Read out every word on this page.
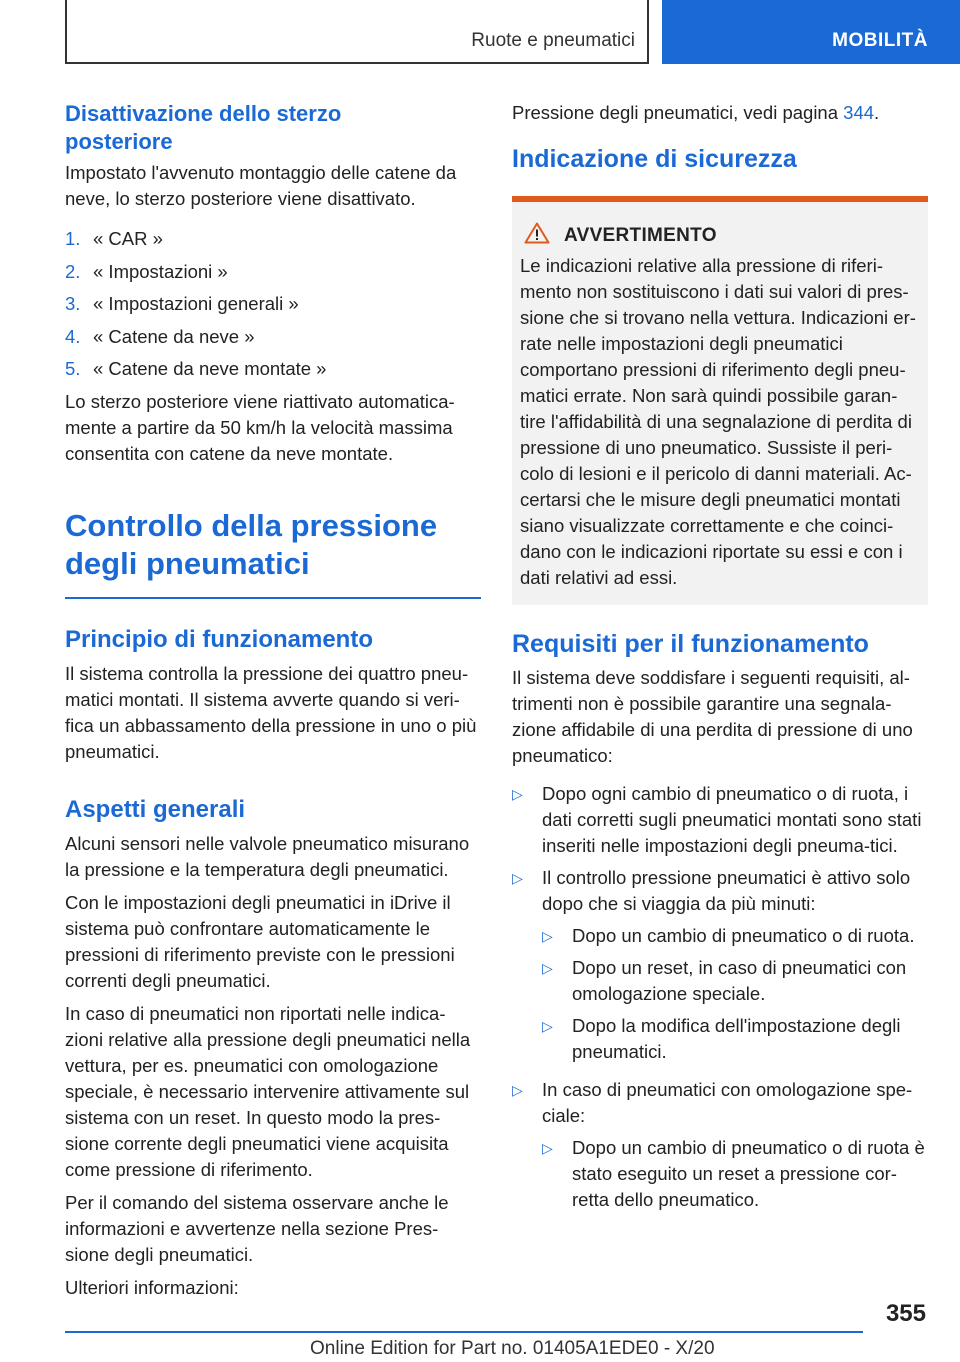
Ruote e pneumatici	MOBILITÀ
Disattivazione dello sterzo posteriore

Impostato l'avvenuto montaggio delle catene da neve, lo sterzo posteriore viene disattivato.

1. « CAR »
2. « Impostazioni »
3. « Impostazioni generali »
4. « Catene da neve »
5. « Catene da neve montate »

Lo sterzo posteriore viene riattivato automatica-mente a partire da 50 km/h la velocità massima consentita con catene da neve montate.

Controllo della pressione degli pneumatici
Principio di funzionamento

Il sistema controlla la pressione dei quattro pneu-matici montati. Il sistema avverte quando si veri-fica un abbassamento della pressione in uno o più pneumatici.

Aspetti generali

Alcuni sensori nelle valvole pneumatico misurano la pressione e la temperatura degli pneumatici.

Con le impostazioni degli pneumatici in iDrive il sistema può confrontare automaticamente le pressioni di riferimento previste con le pressioni correnti degli pneumatici.

In caso di pneumatici non riportati nelle indica-zioni relative alla pressione degli pneumatici nella vettura, per es. pneumatici con omologazione speciale, è necessario intervenire attivamente sul sistema con un reset. In questo modo la pres-sione corrente degli pneumatici viene acquisita come pressione di riferimento.

Per il comando del sistema osservare anche le informazioni e avvertenze nella sezione Pres-sione degli pneumatici.

Ulteriori informazioni:

Pressione degli pneumatici, vedi pagina 344.

Indicazione di sicurezza
AVVERTIMENTO

Le indicazioni relative alla pressione di riferi-mento non sostituiscono i dati sui valori di pres-sione che si trovano nella vettura. Indicazioni er-rate nelle impostazioni degli pneumatici comportano pressioni di riferimento degli pneu-matici errate. Non sarà quindi possibile garan-tire l'affidabilità di una segnalazione di perdita di pressione di uno pneumatico. Sussiste il peri-colo di lesioni e il pericolo di danni materiali. Ac-certarsi che le misure degli pneumatici montati siano visualizzate correttamente e che coinci-dano con le indicazioni riportate su essi e con i dati relativi ad essi.

Requisiti per il funzionamento

Il sistema deve soddisfare i seguenti requisiti, al-trimenti non è possibile garantire una segnala-zione affidabile di una perdita di pressione di uno pneumatico:

▷	Dopo ogni cambio di pneumatico o di ruota, i dati corretti sugli pneumatici montati sono stati inseriti nelle impostazioni degli pneuma-tici.
▷	Il controllo pressione pneumatici è attivo solo dopo che si viaggia da più minuti:
▷	Dopo un cambio di pneumatico o di ruota.
▷	Dopo un reset, in caso di pneumatici con omologazione speciale.
▷	Dopo la modifica dell'impostazione degli pneumatici.
▷	In caso di pneumatici con omologazione spe-ciale:
▷	Dopo un cambio di pneumatico o di ruota è stato eseguito un reset a pressione cor-retta dello pneumatico.
355
Online Edition for Part no. 01405A1EDE0 - X/20
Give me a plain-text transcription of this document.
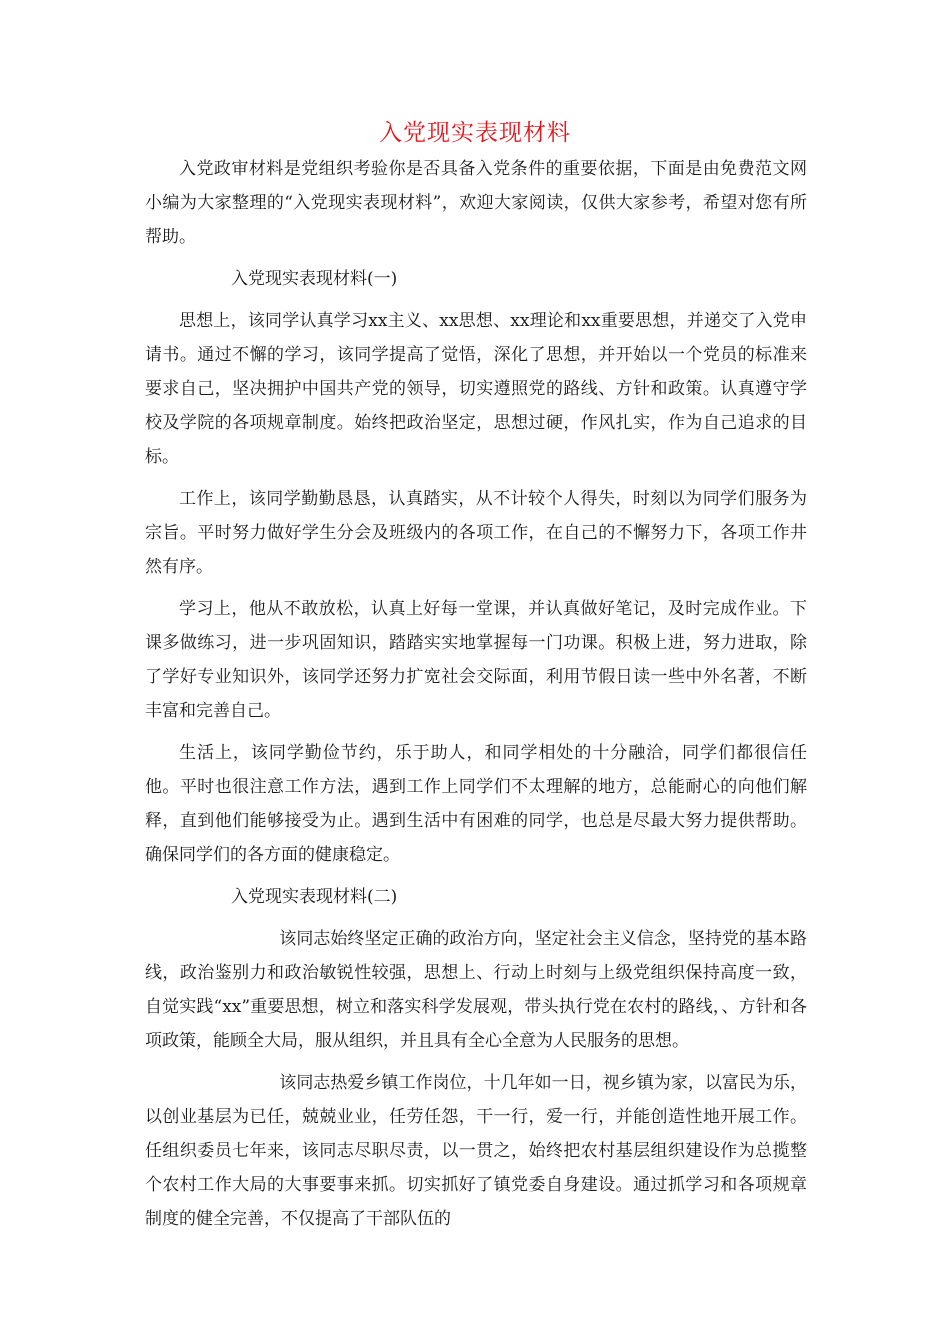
入党现实表现材料

入党政审材料是党组织考验你是否具备入党条件的重要依据，下面是由免费范文网小编为大家整理的“入党现实表现材料”，欢迎大家阅读，仅供大家参考，希望对您有所帮助。

入党现实表现材料(一)

思想上，该同学认真学习xx主义、xx思想、xx理论和xx重要思想，并递交了入党申请书。通过不懈的学习，该同学提高了觉悟，深化了思想，并开始以一个党员的标准来要求自己，坚决拥护中国共产党的领导，切实遵照党的路线、方针和政策。认真遵守学校及学院的各项规章制度。始终把政治坚定，思想过硬，作风扎实，作为自己追求的目标。

工作上，该同学勤勤恳恳，认真踏实，从不计较个人得失，时刻以为同学们服务为宗旨。平时努力做好学生分会及班级内的各项工作，在自己的不懈努力下，各项工作井然有序。

学习上，他从不敢放松，认真上好每一堂课，并认真做好笔记，及时完成作业。下课多做练习，进一步巩固知识，踏踏实实地掌握每一门功课。积极上进，努力进取，除了学好专业知识外，该同学还努力扩宽社会交际面，利用节假日读一些中外名著，不断丰富和完善自己。

生活上，该同学勤俭节约，乐于助人，和同学相处的十分融洽，同学们都很信任他。平时也很注意工作方法，遇到工作上同学们不太理解的地方，总能耐心的向他们解释，直到他们能够接受为止。遇到生活中有困难的同学，也总是尽最大努力提供帮助。确保同学们的各方面的健康稳定。

入党现实表现材料(二)

该同志始终坚定正确的政治方向，坚定社会主义信念，坚持党的基本路线，政治鉴别力和政治敏锐性较强，思想上、行动上时刻与上级党组织保持高度一致，自觉实践“xx”重要思想，树立和落实科学发展观，带头执行党在农村的路线，、方针和各项政策，能顾全大局，服从组织，并且具有全心全意为人民服务的思想。

该同志热爱乡镇工作岗位，十几年如一日，视乡镇为家，以富民为乐，以创业基层为已任，兢兢业业，任劳任怨，干一行，爱一行，并能创造性地开展工作。任组织委员七年来，该同志尽职尽责，以一贯之，始终把农村基层组织建设作为总揽整个农村工作大局的大事要事来抓。切实抓好了镇党委自身建设。通过抓学习和各项规章制度的健全完善，不仅提高了干部队伍的
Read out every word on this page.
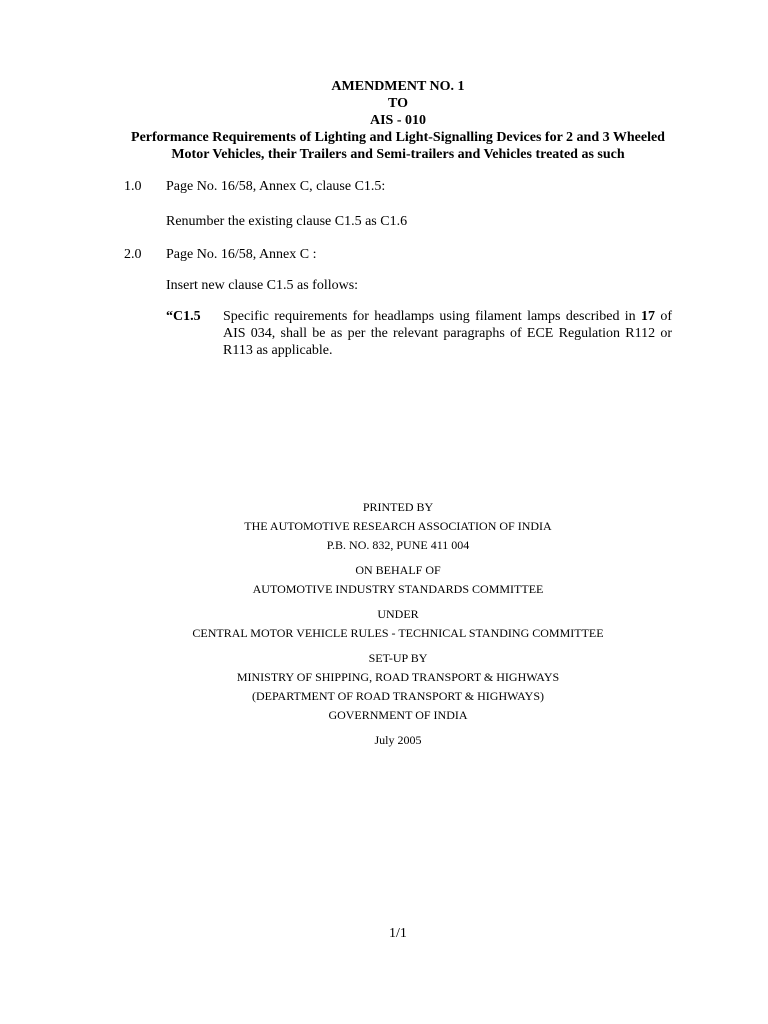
AMENDMENT NO. 1
TO
AIS - 010
Performance Requirements of Lighting and Light-Signalling Devices for 2 and 3 Wheeled
Motor Vehicles, their Trailers and Semi-trailers and Vehicles treated as such
1.0 Page No. 16/58, Annex C, clause C1.5:
Renumber the existing clause C1.5 as C1.6
2.0 Page No. 16/58, Annex C :
Insert new clause C1.5 as follows:
“C1.5 Specific requirements for headlamps using filament lamps described in 17 of AIS 034, shall be as per the relevant paragraphs of ECE Regulation R112 or R113 as applicable.
PRINTED BY
THE AUTOMOTIVE RESEARCH ASSOCIATION OF INDIA
P.B. NO. 832, PUNE 411 004
ON BEHALF OF
AUTOMOTIVE INDUSTRY STANDARDS COMMITTEE
UNDER
CENTRAL MOTOR VEHICLE RULES - TECHNICAL STANDING COMMITTEE
SET-UP BY
MINISTRY OF SHIPPING, ROAD TRANSPORT & HIGHWAYS
(DEPARTMENT OF ROAD TRANSPORT & HIGHWAYS)
GOVERNMENT OF INDIA
July 2005
1/1
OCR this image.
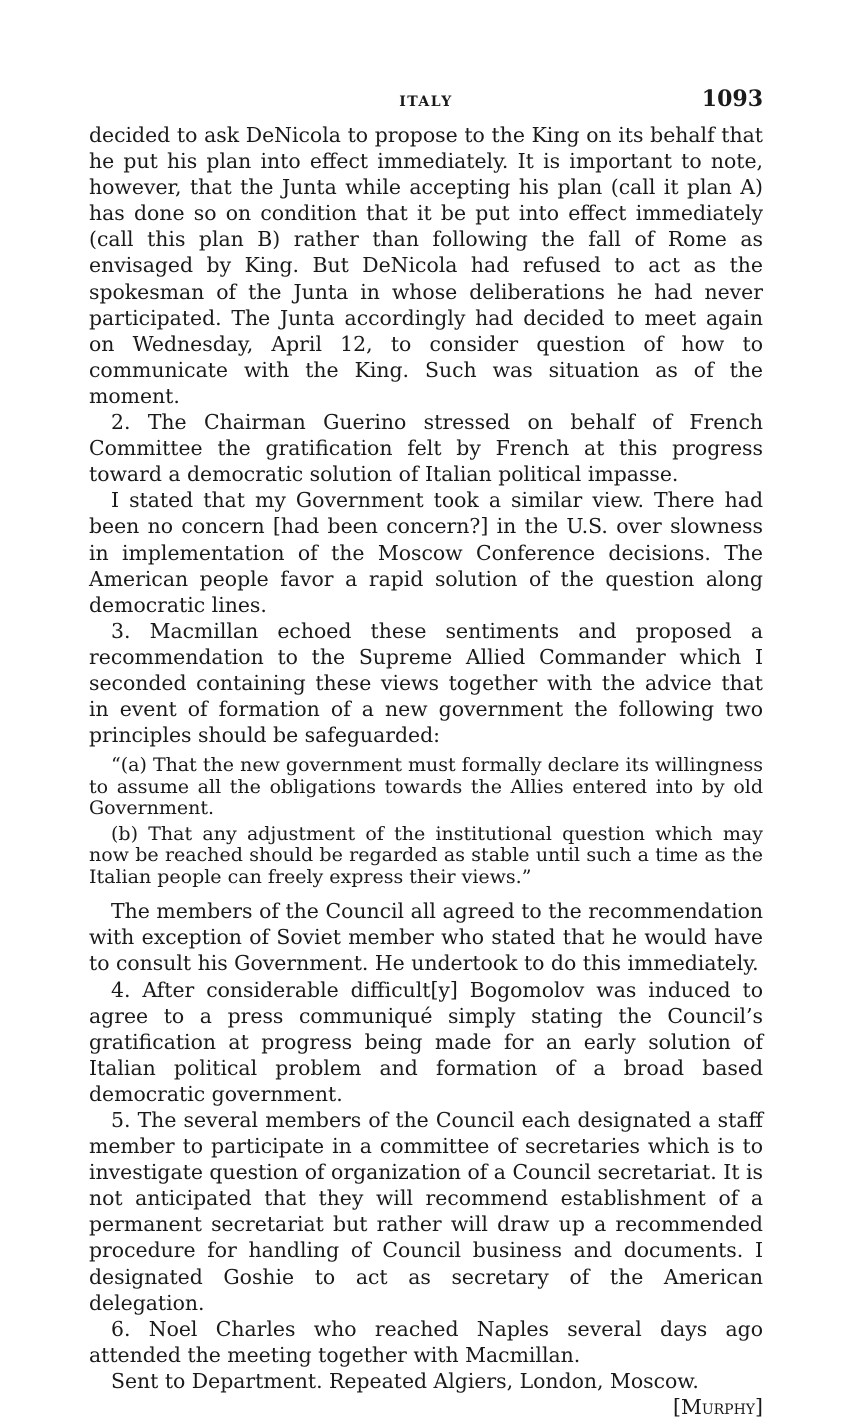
ITALY	1093

decided to ask DeNicola to propose to the King on its behalf that he put his plan into effect immediately. It is important to note, however, that the Junta while accepting his plan (call it plan A) has done so on condition that it be put into effect immediately (call this plan B) rather than following the fall of Rome as envisaged by King. But DeNicola had refused to act as the spokesman of the Junta in whose deliberations he had never participated. The Junta accordingly had decided to meet again on Wednesday, April 12, to consider question of how to communicate with the King. Such was situation as of the moment.

2. The Chairman Guerino stressed on behalf of French Committee the gratification felt by French at this progress toward a democratic solution of Italian political impasse.

I stated that my Government took a similar view. There had been no concern [had been concern?] in the U.S. over slowness in implementation of the Moscow Conference decisions. The American people favor a rapid solution of the question along democratic lines.

3. Macmillan echoed these sentiments and proposed a recommendation to the Supreme Allied Commander which I seconded containing these views together with the advice that in event of formation of a new government the following two principles should be safeguarded:

“(a) That the new government must formally declare its willingness to assume all the obligations towards the Allies entered into by old Government.

(b) That any adjustment of the institutional question which may now be reached should be regarded as stable until such a time as the Italian people can freely express their views.”

The members of the Council all agreed to the recommendation with exception of Soviet member who stated that he would have to consult his Government. He undertook to do this immediately.

4. After considerable difficult[y] Bogomolov was induced to agree to a press communiqué simply stating the Council’s gratification at progress being made for an early solution of Italian political problem and formation of a broad based democratic government.

5. The several members of the Council each designated a staff member to participate in a committee of secretaries which is to investigate question of organization of a Council secretariat. It is not anticipated that they will recommend establishment of a permanent secretariat but rather will draw up a recommended procedure for handling of Council business and documents. I designated Goshie to act as secretary of the American delegation.

6. Noel Charles who reached Naples several days ago attended the meeting together with Macmillan.

Sent to Department. Repeated Algiers, London, Moscow.

[Murphy]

PROBLEM STATEMENT:
In the entries above, find each line with the string "solution" and copy it.

THE RESPONSE:
2. The Chairman Guerino stressed on behalf of French Committee the gratification felt by French at this progress toward a democratic solution of Italian political impasse.
I stated that my Government took a similar view. There had been no concern [had been concern?] in the U.S. over slowness in implementation of the Moscow Conference decisions. The American people favor a rapid solution of the question along democratic lines.
4. After considerable difficult[y] Bogomolov was induced to agree to a press communiqué simply stating the Council’s gratification at progress being made for an early solution of Italian political problem and formation of a broad based democratic government.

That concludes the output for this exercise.